Exercise prompt:
Quote the lines below exactly, from the one that holds "Output the text content of this document." through the final line of the records, and only those.

Collected data:
--------------------------------

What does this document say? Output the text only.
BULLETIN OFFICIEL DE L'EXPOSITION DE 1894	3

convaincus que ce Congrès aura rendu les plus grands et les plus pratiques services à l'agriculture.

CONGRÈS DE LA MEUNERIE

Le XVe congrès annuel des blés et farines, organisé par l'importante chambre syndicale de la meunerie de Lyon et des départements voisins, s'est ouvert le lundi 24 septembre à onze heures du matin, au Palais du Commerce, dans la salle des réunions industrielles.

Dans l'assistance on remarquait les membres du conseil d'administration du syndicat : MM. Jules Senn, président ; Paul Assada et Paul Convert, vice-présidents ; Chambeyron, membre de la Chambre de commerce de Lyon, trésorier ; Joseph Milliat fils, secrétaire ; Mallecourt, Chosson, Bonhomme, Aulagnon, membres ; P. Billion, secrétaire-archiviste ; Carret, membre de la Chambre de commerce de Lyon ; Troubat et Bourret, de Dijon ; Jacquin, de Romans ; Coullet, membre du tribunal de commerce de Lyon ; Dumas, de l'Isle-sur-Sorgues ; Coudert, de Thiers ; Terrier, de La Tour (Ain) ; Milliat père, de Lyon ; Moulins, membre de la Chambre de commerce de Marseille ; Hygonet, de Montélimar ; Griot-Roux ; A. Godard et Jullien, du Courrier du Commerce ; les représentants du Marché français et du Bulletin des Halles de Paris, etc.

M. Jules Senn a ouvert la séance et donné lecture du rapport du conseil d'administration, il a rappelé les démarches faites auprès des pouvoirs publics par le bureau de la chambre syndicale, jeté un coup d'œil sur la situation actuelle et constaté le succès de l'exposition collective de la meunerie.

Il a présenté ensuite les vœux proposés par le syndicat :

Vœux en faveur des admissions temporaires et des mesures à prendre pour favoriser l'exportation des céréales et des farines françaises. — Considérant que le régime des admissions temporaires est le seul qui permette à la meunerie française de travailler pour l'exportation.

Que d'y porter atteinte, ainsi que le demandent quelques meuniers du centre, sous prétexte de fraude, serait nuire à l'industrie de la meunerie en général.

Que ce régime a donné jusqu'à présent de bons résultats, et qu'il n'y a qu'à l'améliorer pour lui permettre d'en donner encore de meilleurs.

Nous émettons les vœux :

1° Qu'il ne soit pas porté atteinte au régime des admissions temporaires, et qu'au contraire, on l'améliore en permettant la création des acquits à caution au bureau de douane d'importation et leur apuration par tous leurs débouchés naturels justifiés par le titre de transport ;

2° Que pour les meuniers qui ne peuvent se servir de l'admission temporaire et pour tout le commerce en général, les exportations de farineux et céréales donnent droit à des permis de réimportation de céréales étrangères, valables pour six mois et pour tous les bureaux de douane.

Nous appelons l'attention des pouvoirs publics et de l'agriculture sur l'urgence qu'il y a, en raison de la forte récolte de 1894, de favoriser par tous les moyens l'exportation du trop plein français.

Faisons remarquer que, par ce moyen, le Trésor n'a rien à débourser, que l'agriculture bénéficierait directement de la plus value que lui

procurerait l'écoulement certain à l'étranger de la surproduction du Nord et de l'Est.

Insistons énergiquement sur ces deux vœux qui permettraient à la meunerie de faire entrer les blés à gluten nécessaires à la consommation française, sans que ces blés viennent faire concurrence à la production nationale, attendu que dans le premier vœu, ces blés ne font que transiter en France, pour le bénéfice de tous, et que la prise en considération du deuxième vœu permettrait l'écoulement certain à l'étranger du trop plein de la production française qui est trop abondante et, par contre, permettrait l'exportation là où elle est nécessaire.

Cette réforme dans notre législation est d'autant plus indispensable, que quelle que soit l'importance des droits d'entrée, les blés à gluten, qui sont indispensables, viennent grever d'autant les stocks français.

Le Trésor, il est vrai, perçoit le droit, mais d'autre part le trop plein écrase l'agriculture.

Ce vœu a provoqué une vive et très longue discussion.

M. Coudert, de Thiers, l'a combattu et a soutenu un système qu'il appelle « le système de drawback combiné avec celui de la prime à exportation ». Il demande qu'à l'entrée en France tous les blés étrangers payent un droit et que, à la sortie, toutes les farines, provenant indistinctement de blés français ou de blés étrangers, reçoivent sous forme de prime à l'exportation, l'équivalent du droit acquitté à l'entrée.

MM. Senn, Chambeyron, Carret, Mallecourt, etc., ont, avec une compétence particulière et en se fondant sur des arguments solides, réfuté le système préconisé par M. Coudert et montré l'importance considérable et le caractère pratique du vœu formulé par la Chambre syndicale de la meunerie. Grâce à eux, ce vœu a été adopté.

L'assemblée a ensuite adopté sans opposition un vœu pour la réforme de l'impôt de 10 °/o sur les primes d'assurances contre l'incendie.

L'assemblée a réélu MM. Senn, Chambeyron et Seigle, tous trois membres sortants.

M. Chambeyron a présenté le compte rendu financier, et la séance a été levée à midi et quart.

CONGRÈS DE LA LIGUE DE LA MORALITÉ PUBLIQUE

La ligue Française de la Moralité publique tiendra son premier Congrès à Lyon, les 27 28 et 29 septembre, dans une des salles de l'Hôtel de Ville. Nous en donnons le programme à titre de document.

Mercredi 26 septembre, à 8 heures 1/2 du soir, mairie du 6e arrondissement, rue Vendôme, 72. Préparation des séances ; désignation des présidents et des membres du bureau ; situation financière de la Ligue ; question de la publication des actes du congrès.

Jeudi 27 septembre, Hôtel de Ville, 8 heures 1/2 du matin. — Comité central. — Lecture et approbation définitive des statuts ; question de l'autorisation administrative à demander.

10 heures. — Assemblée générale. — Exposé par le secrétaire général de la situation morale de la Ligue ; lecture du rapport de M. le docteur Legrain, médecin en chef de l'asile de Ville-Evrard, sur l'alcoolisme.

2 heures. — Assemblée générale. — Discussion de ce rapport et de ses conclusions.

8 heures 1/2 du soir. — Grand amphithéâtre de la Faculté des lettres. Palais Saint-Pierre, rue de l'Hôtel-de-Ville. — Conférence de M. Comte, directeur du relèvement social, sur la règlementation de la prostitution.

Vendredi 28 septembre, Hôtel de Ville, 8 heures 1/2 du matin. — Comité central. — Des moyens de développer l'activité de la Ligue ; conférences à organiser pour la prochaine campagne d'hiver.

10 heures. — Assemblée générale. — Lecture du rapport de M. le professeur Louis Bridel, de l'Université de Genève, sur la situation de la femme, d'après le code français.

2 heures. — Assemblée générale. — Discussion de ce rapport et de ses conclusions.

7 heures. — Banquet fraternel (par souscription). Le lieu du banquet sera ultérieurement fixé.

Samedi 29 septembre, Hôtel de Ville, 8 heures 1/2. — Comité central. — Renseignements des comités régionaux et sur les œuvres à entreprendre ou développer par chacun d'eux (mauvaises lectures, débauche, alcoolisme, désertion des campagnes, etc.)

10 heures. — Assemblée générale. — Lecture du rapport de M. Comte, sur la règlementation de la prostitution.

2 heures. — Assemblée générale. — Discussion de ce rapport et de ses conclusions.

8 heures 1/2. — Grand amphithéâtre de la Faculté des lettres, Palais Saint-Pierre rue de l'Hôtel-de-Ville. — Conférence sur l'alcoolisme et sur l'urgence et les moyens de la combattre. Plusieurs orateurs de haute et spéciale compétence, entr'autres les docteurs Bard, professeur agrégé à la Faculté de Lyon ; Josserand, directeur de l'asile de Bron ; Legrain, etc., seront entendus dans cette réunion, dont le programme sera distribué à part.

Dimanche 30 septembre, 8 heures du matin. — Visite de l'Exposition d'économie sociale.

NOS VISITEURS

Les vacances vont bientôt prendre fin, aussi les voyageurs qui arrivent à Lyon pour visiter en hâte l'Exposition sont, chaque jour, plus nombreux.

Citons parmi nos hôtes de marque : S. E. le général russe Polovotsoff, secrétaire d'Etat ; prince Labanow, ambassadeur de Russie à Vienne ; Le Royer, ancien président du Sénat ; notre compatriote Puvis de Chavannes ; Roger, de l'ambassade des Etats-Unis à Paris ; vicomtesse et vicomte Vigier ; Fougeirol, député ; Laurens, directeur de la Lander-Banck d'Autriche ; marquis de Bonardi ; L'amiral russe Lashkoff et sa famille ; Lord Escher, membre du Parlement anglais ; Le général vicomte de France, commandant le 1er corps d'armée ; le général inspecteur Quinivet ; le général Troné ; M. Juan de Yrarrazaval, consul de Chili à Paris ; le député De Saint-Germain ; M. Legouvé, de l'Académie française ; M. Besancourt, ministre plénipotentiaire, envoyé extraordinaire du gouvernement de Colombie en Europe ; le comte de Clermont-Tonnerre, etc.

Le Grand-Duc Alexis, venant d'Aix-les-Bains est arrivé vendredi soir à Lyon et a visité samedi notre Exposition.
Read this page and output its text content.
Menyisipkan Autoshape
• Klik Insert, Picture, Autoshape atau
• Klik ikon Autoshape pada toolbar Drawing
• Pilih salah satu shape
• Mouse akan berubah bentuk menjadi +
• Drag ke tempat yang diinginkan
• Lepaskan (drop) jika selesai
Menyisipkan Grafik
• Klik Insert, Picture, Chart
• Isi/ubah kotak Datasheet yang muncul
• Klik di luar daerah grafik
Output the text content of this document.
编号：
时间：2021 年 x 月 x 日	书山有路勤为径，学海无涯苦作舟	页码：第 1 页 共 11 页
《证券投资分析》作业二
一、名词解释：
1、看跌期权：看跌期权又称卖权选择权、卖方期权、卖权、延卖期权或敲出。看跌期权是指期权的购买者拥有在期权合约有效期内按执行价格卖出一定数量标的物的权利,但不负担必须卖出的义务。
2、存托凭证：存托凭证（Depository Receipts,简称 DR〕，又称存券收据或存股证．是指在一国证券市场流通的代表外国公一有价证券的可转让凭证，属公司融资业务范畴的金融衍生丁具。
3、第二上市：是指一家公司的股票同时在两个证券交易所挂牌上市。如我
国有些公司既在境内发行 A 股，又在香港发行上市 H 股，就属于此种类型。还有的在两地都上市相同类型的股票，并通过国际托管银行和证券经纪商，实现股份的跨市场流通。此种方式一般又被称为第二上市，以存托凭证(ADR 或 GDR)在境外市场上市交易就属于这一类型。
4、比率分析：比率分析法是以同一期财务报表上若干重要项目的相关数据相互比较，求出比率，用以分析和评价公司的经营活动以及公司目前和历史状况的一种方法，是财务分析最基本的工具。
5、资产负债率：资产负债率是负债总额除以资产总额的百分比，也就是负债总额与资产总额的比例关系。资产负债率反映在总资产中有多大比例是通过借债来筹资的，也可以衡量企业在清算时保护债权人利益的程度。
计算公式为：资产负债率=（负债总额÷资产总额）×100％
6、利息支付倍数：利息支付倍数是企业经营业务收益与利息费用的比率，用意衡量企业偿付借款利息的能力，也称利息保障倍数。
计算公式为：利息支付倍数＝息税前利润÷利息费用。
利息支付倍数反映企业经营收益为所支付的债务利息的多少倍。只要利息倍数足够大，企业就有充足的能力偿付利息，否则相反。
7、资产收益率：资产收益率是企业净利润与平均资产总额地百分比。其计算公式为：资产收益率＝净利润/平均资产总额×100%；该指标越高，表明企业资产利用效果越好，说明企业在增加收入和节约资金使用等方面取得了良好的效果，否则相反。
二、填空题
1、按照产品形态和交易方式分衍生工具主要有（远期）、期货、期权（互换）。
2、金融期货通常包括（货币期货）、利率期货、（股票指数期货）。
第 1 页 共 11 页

--------------------------------

Response:
Output the text content of this document.
编号：
时间：2021 年 x 月 x 日	书山有路勤为径，学海无涯苦作舟	页码：第 1 页 共 11 页
《证券投资分析》作业二
一、名词解释：
1、看跌期权：看跌期权又称卖权选择权、卖方期权、卖权、延卖期权或敲出。看跌期权是指期权的购买者拥有在期权合约有效期内按执行价格卖出一定数量标的物的权利,但不负担必须卖出的义务。
2、存托凭证：存托凭证（Depository Receipts,简称 DR〕，又称存券收据或存股证．是指在一国证券市场流通的代表外国公一有价证券的可转让凭证，属公司融资业务范畴的金融衍生丁具。
3、第二上市：是指一家公司的股票同时在两个证券交易所挂牌上市。如我
国有些公司既在境内发行 A 股，又在香港发行上市 H 股，就属于此种类型。还有的在两地都上市相同类型的股票，并通过国际托管银行和证券经纪商，实现股份的跨市场流通。此种方式一般又被称为第二上市，以存托凭证(ADR 或 GDR)在境外市场上市交易就属于这一类型。
4、比率分析：比率分析法是以同一期财务报表上若干重要项目的相关数据相互比较，求出比率，用以分析和评价公司的经营活动以及公司目前和历史状况的一种方法，是财务分析最基本的工具。
5、资产负债率：资产负债率是负债总额除以资产总额的百分比，也就是负债总额与资产总额的比例关系。资产负债率反映在总资产中有多大比例是通过借债来筹资的，也可以衡量企业在清算时保护债权人利益的程度。
计算公式为：资产负债率=（负债总额÷资产总额）×100％
6、利息支付倍数：利息支付倍数是企业经营业务收益与利息费用的比率，用意衡量企业偿付借款利息的能力，也称利息保障倍数。
计算公式为：利息支付倍数＝息税前利润÷利息费用。
利息支付倍数反映企业经营收益为所支付的债务利息的多少倍。只要利息倍数足够大，企业就有充足的能力偿付利息，否则相反。
7、资产收益率：资产收益率是企业净利润与平均资产总额地百分比。其计算公式为：资产收益率＝净利润/平均资产总额×100%；该指标越高，表明企业资产利用效果越好，说明企业在增加收入和节约资金使用等方面取得了良好的效果，否则相反。
二、填空题
1、按照产品形态和交易方式分衍生工具主要有（远期）、期货、期权（互换）。
2、金融期货通常包括（货币期货）、利率期货、（股票指数期货）。
第 1 页 共 11 页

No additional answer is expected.